*DESCRIPTION OF THE TASK*: Write out the complete material exactly as it stands.

*RECORD EXTRACTS*:
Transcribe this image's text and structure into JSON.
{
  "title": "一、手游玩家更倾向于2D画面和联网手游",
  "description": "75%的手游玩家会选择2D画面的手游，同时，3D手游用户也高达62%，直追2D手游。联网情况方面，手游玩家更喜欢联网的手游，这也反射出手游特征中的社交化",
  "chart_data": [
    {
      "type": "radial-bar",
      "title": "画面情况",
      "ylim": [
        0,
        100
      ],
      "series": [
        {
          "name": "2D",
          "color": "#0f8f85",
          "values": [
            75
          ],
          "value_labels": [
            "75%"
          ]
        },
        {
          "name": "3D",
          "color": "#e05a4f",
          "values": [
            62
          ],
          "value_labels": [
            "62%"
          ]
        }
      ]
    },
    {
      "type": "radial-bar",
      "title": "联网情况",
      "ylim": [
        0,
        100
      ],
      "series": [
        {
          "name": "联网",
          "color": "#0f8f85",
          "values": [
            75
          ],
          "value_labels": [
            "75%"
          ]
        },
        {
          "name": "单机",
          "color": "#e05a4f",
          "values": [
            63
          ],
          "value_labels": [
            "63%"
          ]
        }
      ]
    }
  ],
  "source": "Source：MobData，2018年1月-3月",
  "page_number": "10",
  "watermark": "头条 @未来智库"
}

*COMPLETE ANSWER*:
Transcribe this image's text and structure into JSON.
{
  "title": "一、手游玩家更倾向于2D画面和联网手游",
  "description": "75%的手游玩家会选择2D画面的手游，同时，3D手游用户也高达62%，直追2D手游。联网情况方面，手游玩家更喜欢联网的手游，这也反射出手游特征中的社交化",
  "chart_data": [
    {
      "type": "radial-bar",
      "title": "画面情况",
      "ylim": [
        0,
        100
      ],
      "series": [
        {
          "name": "2D",
          "color": "#0f8f85",
          "values": [
            75
          ],
          "value_labels": [
            "75%"
          ]
        },
        {
          "name": "3D",
          "color": "#e05a4f",
          "values": [
            62
          ],
          "value_labels": [
            "62%"
          ]
        }
      ]
    },
    {
      "type": "radial-bar",
      "title": "联网情况",
      "ylim": [
        0,
        100
      ],
      "series": [
        {
          "name": "联网",
          "color": "#0f8f85",
          "values": [
            75
          ],
          "value_labels": [
            "75%"
          ]
        },
        {
          "name": "单机",
          "color": "#e05a4f",
          "values": [
            63
          ],
          "value_labels": [
            "63%"
          ]
        }
      ]
    }
  ],
  "source": "Source：MobData，2018年1月-3月",
  "page_number": "10",
  "watermark": "头条 @未来智库"
}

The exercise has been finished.